**WHAT YOU NEED TO DO:** Restate the data exactly as given and keep the pictures out.

[Dataset records on visual material]

* Start *

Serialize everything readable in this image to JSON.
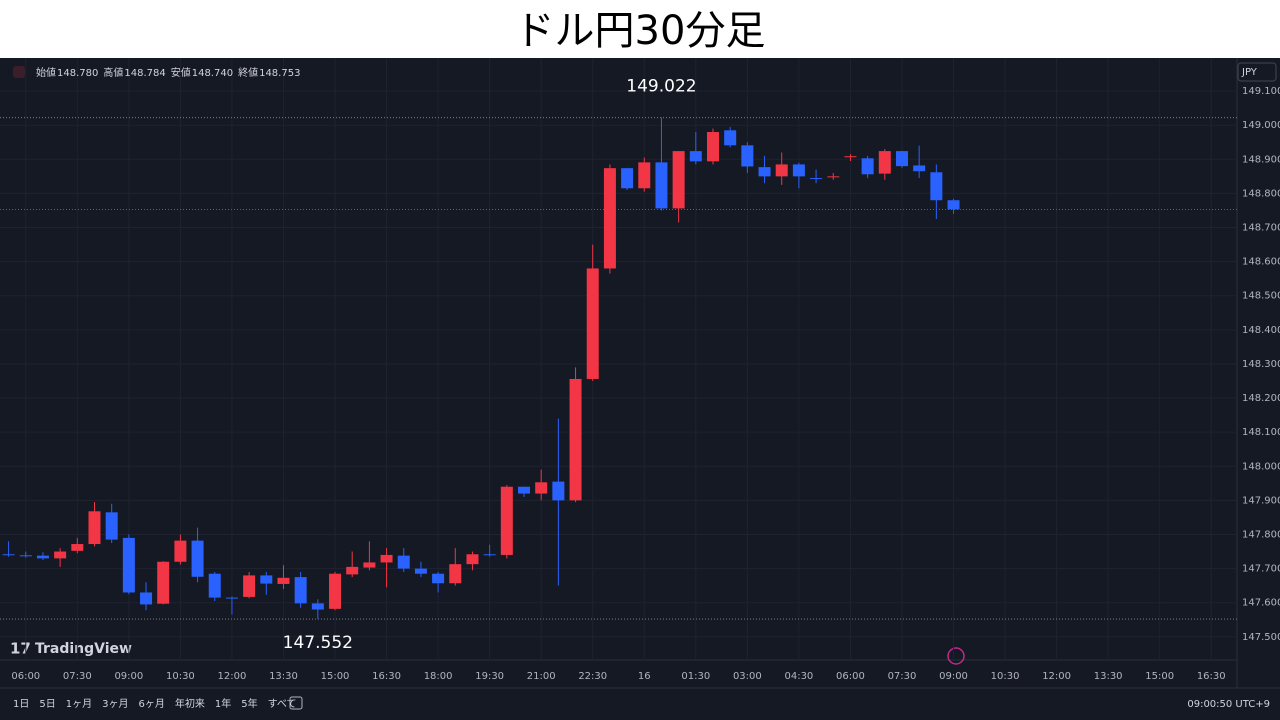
{
  "chart_data": {
    "type": "candlestick",
    "title": "ドル円30分足",
    "categories": [
      null,
      "06:00",
      null,
      null,
      "07:30",
      null,
      null,
      "09:00",
      null,
      null,
      "10:30",
      null,
      null,
      "12:00",
      null,
      null,
      "13:30",
      null,
      null,
      "15:00",
      null,
      null,
      "16:30",
      null,
      null,
      "18:00",
      null,
      null,
      "19:30",
      null,
      null,
      "21:00",
      null,
      null,
      "22:30",
      null,
      null,
      "16",
      null,
      null,
      "01:30",
      null,
      null,
      "03:00",
      null,
      null,
      "04:30",
      null,
      null,
      "06:00",
      null,
      null,
      "07:30",
      null,
      null,
      "09:00",
      null,
      null,
      "10:30",
      null,
      null,
      "12:00",
      null,
      null,
      "13:30",
      null,
      null,
      "15:00",
      null,
      null,
      "16:30",
      null
    ],
    "open": [
      147.742,
      147.739,
      147.738,
      147.73,
      147.752,
      147.772,
      147.865,
      147.79,
      147.63,
      147.597,
      147.72,
      147.782,
      147.685,
      147.615,
      147.617,
      147.68,
      147.655,
      147.675,
      147.598,
      147.582,
      147.683,
      147.703,
      147.718,
      147.738,
      147.7,
      147.685,
      147.657,
      147.713,
      147.742,
      147.74,
      147.94,
      147.92,
      147.955,
      147.9,
      148.256,
      148.58,
      148.874,
      148.815,
      148.891,
      148.756,
      148.924,
      148.894,
      148.985,
      148.941,
      148.877,
      148.85,
      148.885,
      148.845,
      148.848,
      148.908,
      148.903,
      148.858,
      148.924,
      148.882,
      148.862,
      148.78,
      null,
      null,
      null,
      null,
      null,
      null,
      null,
      null,
      null,
      null,
      null,
      null,
      null,
      null,
      null,
      null
    ],
    "high": [
      147.78,
      147.75,
      147.748,
      147.76,
      147.79,
      147.895,
      147.89,
      147.8,
      147.66,
      147.722,
      147.8,
      147.82,
      147.69,
      147.618,
      147.69,
      147.69,
      147.71,
      147.69,
      147.61,
      147.69,
      147.75,
      147.78,
      147.76,
      147.76,
      147.72,
      147.69,
      147.76,
      147.75,
      147.77,
      147.945,
      147.94,
      147.99,
      148.14,
      148.29,
      148.65,
      148.885,
      148.875,
      148.905,
      149.022,
      148.924,
      148.98,
      148.99,
      148.995,
      148.95,
      148.91,
      148.92,
      148.89,
      148.87,
      148.86,
      148.915,
      148.91,
      148.93,
      148.925,
      148.94,
      148.885,
      148.784,
      null,
      null,
      null,
      null,
      null,
      null,
      null,
      null,
      null,
      null,
      null,
      null,
      null,
      null,
      null,
      null
    ],
    "low": [
      147.735,
      147.732,
      147.725,
      147.705,
      147.745,
      147.765,
      147.775,
      147.625,
      147.578,
      147.595,
      147.712,
      147.66,
      147.605,
      147.565,
      147.613,
      147.623,
      147.64,
      147.585,
      147.552,
      147.578,
      147.675,
      147.695,
      147.645,
      147.69,
      147.675,
      147.63,
      147.65,
      147.695,
      147.735,
      147.73,
      147.91,
      147.9,
      147.65,
      147.895,
      148.25,
      148.565,
      148.81,
      148.805,
      148.75,
      148.715,
      148.885,
      148.885,
      148.935,
      148.86,
      148.83,
      148.825,
      148.815,
      148.83,
      148.84,
      148.895,
      148.845,
      148.84,
      148.875,
      148.845,
      148.725,
      148.74,
      null,
      null,
      null,
      null,
      null,
      null,
      null,
      null,
      null,
      null,
      null,
      null,
      null,
      null,
      null,
      null
    ],
    "close": [
      147.74,
      147.737,
      147.73,
      147.75,
      147.772,
      147.868,
      147.785,
      147.63,
      147.595,
      147.72,
      147.782,
      147.676,
      147.615,
      147.613,
      147.68,
      147.656,
      147.673,
      147.598,
      147.58,
      147.685,
      147.705,
      147.718,
      147.74,
      147.7,
      147.685,
      147.657,
      147.713,
      147.742,
      147.74,
      147.94,
      147.92,
      147.953,
      147.9,
      148.256,
      148.58,
      148.874,
      148.815,
      148.891,
      148.756,
      148.924,
      148.894,
      148.98,
      148.941,
      148.879,
      148.85,
      148.885,
      148.85,
      148.843,
      148.85,
      148.909,
      148.856,
      148.924,
      148.88,
      148.865,
      148.78,
      148.753,
      null,
      null,
      null,
      null,
      null,
      null,
      null,
      null,
      null,
      null,
      null,
      null,
      null,
      null,
      null,
      null
    ],
    "up_color": "#f23645",
    "down_color": "#2962ff",
    "background": "#151924",
    "grid": true,
    "ylim": [
      147.432,
      149.197
    ],
    "yticks": [
      {
        "value": 147.5,
        "label": "147.500"
      },
      {
        "value": 147.6,
        "label": "147.600"
      },
      {
        "value": 147.7,
        "label": "147.700"
      },
      {
        "value": 147.8,
        "label": "147.800"
      },
      {
        "value": 147.9,
        "label": "147.900"
      },
      {
        "value": 148.0,
        "label": "148.000"
      },
      {
        "value": 148.1,
        "label": "148.100"
      },
      {
        "value": 148.2,
        "label": "148.200"
      },
      {
        "value": 148.3,
        "label": "148.300"
      },
      {
        "value": 148.4,
        "label": "148.400"
      },
      {
        "value": 148.5,
        "label": "148.500"
      },
      {
        "value": 148.6,
        "label": "148.600"
      },
      {
        "value": 148.7,
        "label": "148.700"
      },
      {
        "value": 148.8,
        "label": "148.800"
      },
      {
        "value": 148.9,
        "label": "148.900"
      },
      {
        "value": 149.0,
        "label": "149.000"
      },
      {
        "value": 149.1,
        "label": "149.100"
      }
    ],
    "annotations": [
      {
        "value": 149.022,
        "label": "149.022"
      },
      {
        "value": 147.552,
        "label": "147.552"
      }
    ]
  },
  "ui": {
    "ohlc": [
      {
        "name": "始値",
        "value": "148.780"
      },
      {
        "name": "高値",
        "value": "148.784"
      },
      {
        "name": "安値",
        "value": "148.740"
      },
      {
        "name": "終値",
        "value": "148.753"
      }
    ],
    "currency": "JPY",
    "brand": "TradingView",
    "range_buttons": [
      "1日",
      "5日",
      "1ヶ月",
      "3ヶ月",
      "6ヶ月",
      "年初来",
      "1年",
      "5年",
      "すべて"
    ],
    "clock": "09:00:50 UTC+9"
  }
}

* End *

**FINISHED ANSWER:**
Serialize everything readable in this image to JSON.
{
  "chart_data": {
    "type": "candlestick",
    "title": "ドル円30分足",
    "categories": [
      null,
      "06:00",
      null,
      null,
      "07:30",
      null,
      null,
      "09:00",
      null,
      null,
      "10:30",
      null,
      null,
      "12:00",
      null,
      null,
      "13:30",
      null,
      null,
      "15:00",
      null,
      null,
      "16:30",
      null,
      null,
      "18:00",
      null,
      null,
      "19:30",
      null,
      null,
      "21:00",
      null,
      null,
      "22:30",
      null,
      null,
      "16",
      null,
      null,
      "01:30",
      null,
      null,
      "03:00",
      null,
      null,
      "04:30",
      null,
      null,
      "06:00",
      null,
      null,
      "07:30",
      null,
      null,
      "09:00",
      null,
      null,
      "10:30",
      null,
      null,
      "12:00",
      null,
      null,
      "13:30",
      null,
      null,
      "15:00",
      null,
      null,
      "16:30",
      null
    ],
    "open": [
      147.742,
      147.739,
      147.738,
      147.73,
      147.752,
      147.772,
      147.865,
      147.79,
      147.63,
      147.597,
      147.72,
      147.782,
      147.685,
      147.615,
      147.617,
      147.68,
      147.655,
      147.675,
      147.598,
      147.582,
      147.683,
      147.703,
      147.718,
      147.738,
      147.7,
      147.685,
      147.657,
      147.713,
      147.742,
      147.74,
      147.94,
      147.92,
      147.955,
      147.9,
      148.256,
      148.58,
      148.874,
      148.815,
      148.891,
      148.756,
      148.924,
      148.894,
      148.985,
      148.941,
      148.877,
      148.85,
      148.885,
      148.845,
      148.848,
      148.908,
      148.903,
      148.858,
      148.924,
      148.882,
      148.862,
      148.78,
      null,
      null,
      null,
      null,
      null,
      null,
      null,
      null,
      null,
      null,
      null,
      null,
      null,
      null,
      null,
      null
    ],
    "high": [
      147.78,
      147.75,
      147.748,
      147.76,
      147.79,
      147.895,
      147.89,
      147.8,
      147.66,
      147.722,
      147.8,
      147.82,
      147.69,
      147.618,
      147.69,
      147.69,
      147.71,
      147.69,
      147.61,
      147.69,
      147.75,
      147.78,
      147.76,
      147.76,
      147.72,
      147.69,
      147.76,
      147.75,
      147.77,
      147.945,
      147.94,
      147.99,
      148.14,
      148.29,
      148.65,
      148.885,
      148.875,
      148.905,
      149.022,
      148.924,
      148.98,
      148.99,
      148.995,
      148.95,
      148.91,
      148.92,
      148.89,
      148.87,
      148.86,
      148.915,
      148.91,
      148.93,
      148.925,
      148.94,
      148.885,
      148.784,
      null,
      null,
      null,
      null,
      null,
      null,
      null,
      null,
      null,
      null,
      null,
      null,
      null,
      null,
      null,
      null
    ],
    "low": [
      147.735,
      147.732,
      147.725,
      147.705,
      147.745,
      147.765,
      147.775,
      147.625,
      147.578,
      147.595,
      147.712,
      147.66,
      147.605,
      147.565,
      147.613,
      147.623,
      147.64,
      147.585,
      147.552,
      147.578,
      147.675,
      147.695,
      147.645,
      147.69,
      147.675,
      147.63,
      147.65,
      147.695,
      147.735,
      147.73,
      147.91,
      147.9,
      147.65,
      147.895,
      148.25,
      148.565,
      148.81,
      148.805,
      148.75,
      148.715,
      148.885,
      148.885,
      148.935,
      148.86,
      148.83,
      148.825,
      148.815,
      148.83,
      148.84,
      148.895,
      148.845,
      148.84,
      148.875,
      148.845,
      148.725,
      148.74,
      null,
      null,
      null,
      null,
      null,
      null,
      null,
      null,
      null,
      null,
      null,
      null,
      null,
      null,
      null,
      null
    ],
    "close": [
      147.74,
      147.737,
      147.73,
      147.75,
      147.772,
      147.868,
      147.785,
      147.63,
      147.595,
      147.72,
      147.782,
      147.676,
      147.615,
      147.613,
      147.68,
      147.656,
      147.673,
      147.598,
      147.58,
      147.685,
      147.705,
      147.718,
      147.74,
      147.7,
      147.685,
      147.657,
      147.713,
      147.742,
      147.74,
      147.94,
      147.92,
      147.953,
      147.9,
      148.256,
      148.58,
      148.874,
      148.815,
      148.891,
      148.756,
      148.924,
      148.894,
      148.98,
      148.941,
      148.879,
      148.85,
      148.885,
      148.85,
      148.843,
      148.85,
      148.909,
      148.856,
      148.924,
      148.88,
      148.865,
      148.78,
      148.753,
      null,
      null,
      null,
      null,
      null,
      null,
      null,
      null,
      null,
      null,
      null,
      null,
      null,
      null,
      null,
      null
    ],
    "up_color": "#f23645",
    "down_color": "#2962ff",
    "background": "#151924",
    "grid": true,
    "ylim": [
      147.432,
      149.197
    ],
    "yticks": [
      {
        "value": 147.5,
        "label": "147.500"
      },
      {
        "value": 147.6,
        "label": "147.600"
      },
      {
        "value": 147.7,
        "label": "147.700"
      },
      {
        "value": 147.8,
        "label": "147.800"
      },
      {
        "value": 147.9,
        "label": "147.900"
      },
      {
        "value": 148.0,
        "label": "148.000"
      },
      {
        "value": 148.1,
        "label": "148.100"
      },
      {
        "value": 148.2,
        "label": "148.200"
      },
      {
        "value": 148.3,
        "label": "148.300"
      },
      {
        "value": 148.4,
        "label": "148.400"
      },
      {
        "value": 148.5,
        "label": "148.500"
      },
      {
        "value": 148.6,
        "label": "148.600"
      },
      {
        "value": 148.7,
        "label": "148.700"
      },
      {
        "value": 148.8,
        "label": "148.800"
      },
      {
        "value": 148.9,
        "label": "148.900"
      },
      {
        "value": 149.0,
        "label": "149.000"
      },
      {
        "value": 149.1,
        "label": "149.100"
      }
    ],
    "annotations": [
      {
        "value": 149.022,
        "label": "149.022"
      },
      {
        "value": 147.552,
        "label": "147.552"
      }
    ]
  },
  "ui": {
    "ohlc": [
      {
        "name": "始値",
        "value": "148.780"
      },
      {
        "name": "高値",
        "value": "148.784"
      },
      {
        "name": "安値",
        "value": "148.740"
      },
      {
        "name": "終値",
        "value": "148.753"
      }
    ],
    "currency": "JPY",
    "brand": "TradingView",
    "range_buttons": [
      "1日",
      "5日",
      "1ヶ月",
      "3ヶ月",
      "6ヶ月",
      "年初来",
      "1年",
      "5年",
      "すべて"
    ],
    "clock": "09:00:50 UTC+9"
  }
}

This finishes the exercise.